Element position data:
(begin)

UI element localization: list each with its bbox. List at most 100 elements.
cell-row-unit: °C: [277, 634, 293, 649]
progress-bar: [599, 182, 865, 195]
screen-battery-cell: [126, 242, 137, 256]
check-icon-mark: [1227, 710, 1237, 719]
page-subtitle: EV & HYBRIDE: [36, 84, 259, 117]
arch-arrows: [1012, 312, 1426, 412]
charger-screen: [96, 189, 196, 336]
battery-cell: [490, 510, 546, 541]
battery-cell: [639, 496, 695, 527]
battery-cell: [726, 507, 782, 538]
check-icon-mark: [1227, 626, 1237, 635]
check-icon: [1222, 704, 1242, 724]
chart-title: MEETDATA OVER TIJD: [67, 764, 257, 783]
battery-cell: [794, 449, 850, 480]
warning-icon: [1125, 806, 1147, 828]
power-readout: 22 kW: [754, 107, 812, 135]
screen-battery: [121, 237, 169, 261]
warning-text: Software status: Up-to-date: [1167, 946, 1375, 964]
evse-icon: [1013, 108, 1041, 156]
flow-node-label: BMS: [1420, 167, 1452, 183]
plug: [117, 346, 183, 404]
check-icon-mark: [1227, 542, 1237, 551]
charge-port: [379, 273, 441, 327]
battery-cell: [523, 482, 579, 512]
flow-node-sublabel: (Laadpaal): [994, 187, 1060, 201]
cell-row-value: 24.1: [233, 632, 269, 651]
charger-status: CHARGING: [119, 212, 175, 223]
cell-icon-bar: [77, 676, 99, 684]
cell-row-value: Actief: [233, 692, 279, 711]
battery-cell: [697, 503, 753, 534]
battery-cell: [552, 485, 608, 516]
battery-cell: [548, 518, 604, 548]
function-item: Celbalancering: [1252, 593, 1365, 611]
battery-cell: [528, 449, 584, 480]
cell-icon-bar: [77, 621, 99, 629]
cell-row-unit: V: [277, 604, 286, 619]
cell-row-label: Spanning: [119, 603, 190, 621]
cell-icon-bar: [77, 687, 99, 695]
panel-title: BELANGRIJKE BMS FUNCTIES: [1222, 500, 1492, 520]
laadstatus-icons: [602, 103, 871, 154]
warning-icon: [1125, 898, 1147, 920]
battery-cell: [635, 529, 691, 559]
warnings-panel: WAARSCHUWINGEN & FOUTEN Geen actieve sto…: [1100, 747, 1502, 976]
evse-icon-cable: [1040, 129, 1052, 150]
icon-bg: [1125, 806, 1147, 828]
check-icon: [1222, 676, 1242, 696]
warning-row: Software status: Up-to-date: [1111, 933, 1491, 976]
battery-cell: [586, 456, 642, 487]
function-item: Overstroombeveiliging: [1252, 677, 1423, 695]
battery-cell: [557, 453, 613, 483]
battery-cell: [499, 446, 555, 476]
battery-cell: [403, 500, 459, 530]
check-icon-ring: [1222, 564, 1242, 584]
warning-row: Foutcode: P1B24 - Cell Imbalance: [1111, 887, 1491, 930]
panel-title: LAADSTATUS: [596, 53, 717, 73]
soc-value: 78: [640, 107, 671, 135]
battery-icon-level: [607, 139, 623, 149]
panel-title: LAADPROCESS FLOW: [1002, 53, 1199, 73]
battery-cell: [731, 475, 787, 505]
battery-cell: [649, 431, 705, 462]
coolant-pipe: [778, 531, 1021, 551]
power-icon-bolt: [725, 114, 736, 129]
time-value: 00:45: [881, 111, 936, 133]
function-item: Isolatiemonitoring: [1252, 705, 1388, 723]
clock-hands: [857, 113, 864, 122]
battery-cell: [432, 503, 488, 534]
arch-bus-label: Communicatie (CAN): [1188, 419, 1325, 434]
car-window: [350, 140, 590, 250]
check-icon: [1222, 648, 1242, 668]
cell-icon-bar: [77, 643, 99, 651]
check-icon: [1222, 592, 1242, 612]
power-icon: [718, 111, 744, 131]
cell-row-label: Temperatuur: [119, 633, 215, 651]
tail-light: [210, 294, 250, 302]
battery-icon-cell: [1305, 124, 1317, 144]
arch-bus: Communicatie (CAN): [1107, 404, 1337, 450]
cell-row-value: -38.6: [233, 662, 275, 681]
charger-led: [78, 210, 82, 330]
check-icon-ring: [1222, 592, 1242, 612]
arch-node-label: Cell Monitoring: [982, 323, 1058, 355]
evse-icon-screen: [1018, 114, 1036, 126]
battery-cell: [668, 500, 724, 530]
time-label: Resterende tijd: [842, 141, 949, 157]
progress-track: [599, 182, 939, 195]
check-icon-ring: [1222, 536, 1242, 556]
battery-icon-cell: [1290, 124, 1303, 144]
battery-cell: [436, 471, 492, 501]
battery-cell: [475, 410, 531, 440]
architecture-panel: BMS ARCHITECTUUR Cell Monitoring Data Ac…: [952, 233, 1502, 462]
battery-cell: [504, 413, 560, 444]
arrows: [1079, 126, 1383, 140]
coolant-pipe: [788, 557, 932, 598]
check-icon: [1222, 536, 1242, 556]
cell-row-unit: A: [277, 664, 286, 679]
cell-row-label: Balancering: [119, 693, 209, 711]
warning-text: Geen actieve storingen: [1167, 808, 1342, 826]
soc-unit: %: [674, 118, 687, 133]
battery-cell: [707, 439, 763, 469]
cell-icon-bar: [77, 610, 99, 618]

(end)

Problem:
Can you rewrite every line of the records above as a numbered list, leaving out any blank lines?

Result of the exercise:
1. UI element localization: list each with its bbox. List at most 100 elements.
2. cell-row-unit: °C: [277, 634, 293, 649]
3. progress-bar: [599, 182, 865, 195]
4. screen-battery-cell: [126, 242, 137, 256]
5. check-icon-mark: [1227, 710, 1237, 719]
6. page-subtitle: EV & HYBRIDE: [36, 84, 259, 117]
7. arch-arrows: [1012, 312, 1426, 412]
8. charger-screen: [96, 189, 196, 336]
9. battery-cell: [490, 510, 546, 541]
10. battery-cell: [639, 496, 695, 527]
11. battery-cell: [726, 507, 782, 538]
12. check-icon-mark: [1227, 626, 1237, 635]
13. check-icon: [1222, 704, 1242, 724]
14. chart-title: MEETDATA OVER TIJD: [67, 764, 257, 783]
15. battery-cell: [794, 449, 850, 480]
16. warning-icon: [1125, 806, 1147, 828]
17. power-readout: 22 kW: [754, 107, 812, 135]
18. screen-battery: [121, 237, 169, 261]
19. warning-text: Software status: Up-to-date: [1167, 946, 1375, 964]
20. evse-icon: [1013, 108, 1041, 156]
21. flow-node-label: BMS: [1420, 167, 1452, 183]
22. plug: [117, 346, 183, 404]
23. check-icon-mark: [1227, 542, 1237, 551]
24. charge-port: [379, 273, 441, 327]
25. battery-cell: [523, 482, 579, 512]
26. flow-node-sublabel: (Laadpaal): [994, 187, 1060, 201]
27. cell-row-value: 24.1: [233, 632, 269, 651]
28. charger-status: CHARGING: [119, 212, 175, 223]
29. cell-icon-bar: [77, 676, 99, 684]
30. cell-row-value: Actief: [233, 692, 279, 711]
31. battery-cell: [697, 503, 753, 534]
32. battery-cell: [552, 485, 608, 516]
33. battery-cell: [548, 518, 604, 548]
34. function-item: Celbalancering: [1252, 593, 1365, 611]
35. battery-cell: [528, 449, 584, 480]
36. cell-icon-bar: [77, 621, 99, 629]
37. cell-row-unit: V: [277, 604, 286, 619]
38. cell-row-label: Spanning: [119, 603, 190, 621]
39. cell-icon-bar: [77, 687, 99, 695]
40. panel-title: BELANGRIJKE BMS FUNCTIES: [1222, 500, 1492, 520]
41. laadstatus-icons: [602, 103, 871, 154]
42. warning-icon: [1125, 898, 1147, 920]
43. battery-cell: [635, 529, 691, 559]
44. warnings-panel: WAARSCHUWINGEN & FOUTEN Geen actieve sto…: [1100, 747, 1502, 976]
45. evse-icon-cable: [1040, 129, 1052, 150]
46. icon-bg: [1125, 806, 1147, 828]
47. check-icon: [1222, 676, 1242, 696]
48. warning-row: Software status: Up-to-date: [1111, 933, 1491, 976]
49. battery-cell: [586, 456, 642, 487]
50. function-item: Overstroombeveiliging: [1252, 677, 1423, 695]
51. battery-cell: [557, 453, 613, 483]
52. battery-cell: [499, 446, 555, 476]
53. battery-cell: [403, 500, 459, 530]
54. check-icon-ring: [1222, 564, 1242, 584]
55. warning-row: Foutcode: P1B24 - Cell Imbalance: [1111, 887, 1491, 930]
56. panel-title: LAADSTATUS: [596, 53, 717, 73]
57. soc-value: 78: [640, 107, 671, 135]
58. battery-icon-level: [607, 139, 623, 149]
59. panel-title: LAADPROCESS FLOW: [1002, 53, 1199, 73]
60. battery-cell: [731, 475, 787, 505]
61. battery-cell: [649, 431, 705, 462]
62. coolant-pipe: [778, 531, 1021, 551]
63. power-icon-bolt: [725, 114, 736, 129]
64. time-value: 00:45: [881, 111, 936, 133]
65. function-item: Isolatiemonitoring: [1252, 705, 1388, 723]
66. clock-hands: [857, 113, 864, 122]
67. battery-cell: [432, 503, 488, 534]
68. arch-bus-label: Communicatie (CAN): [1188, 419, 1325, 434]
69. car-window: [350, 140, 590, 250]
70. check-icon: [1222, 648, 1242, 668]
71. cell-icon-bar: [77, 643, 99, 651]
72. check-icon: [1222, 592, 1242, 612]
73. power-icon: [718, 111, 744, 131]
74. cell-row-label: Temperatuur: [119, 633, 215, 651]
75. tail-light: [210, 294, 250, 302]
76. battery-icon-cell: [1305, 124, 1317, 144]
77. arch-bus: Communicatie (CAN): [1107, 404, 1337, 450]
78. cell-row-value: -38.6: [233, 662, 275, 681]
79. charger-led: [78, 210, 82, 330]
80. check-icon-ring: [1222, 592, 1242, 612]
81. arch-node-label: Cell Monitoring: [982, 323, 1058, 355]
82. evse-icon-screen: [1018, 114, 1036, 126]
83. battery-cell: [668, 500, 724, 530]
84. time-label: Resterende tijd: [842, 141, 949, 157]
85. progress-track: [599, 182, 939, 195]
86. check-icon-ring: [1222, 536, 1242, 556]
87. battery-icon-cell: [1290, 124, 1303, 144]
88. battery-cell: [436, 471, 492, 501]
89. battery-cell: [475, 410, 531, 440]
90. architecture-panel: BMS ARCHITECTUUR Cell Monitoring Data Ac…: [952, 233, 1502, 462]
91. battery-cell: [504, 413, 560, 444]
92. arrows: [1079, 126, 1383, 140]
93. coolant-pipe: [788, 557, 932, 598]
94. check-icon: [1222, 536, 1242, 556]
95. cell-row-unit: A: [277, 664, 286, 679]
96. cell-row-label: Balancering: [119, 693, 209, 711]
97. warning-text: Geen actieve storingen: [1167, 808, 1342, 826]
98. soc-unit: %: [674, 118, 687, 133]
99. battery-cell: [707, 439, 763, 469]
100. cell-icon-bar: [77, 610, 99, 618]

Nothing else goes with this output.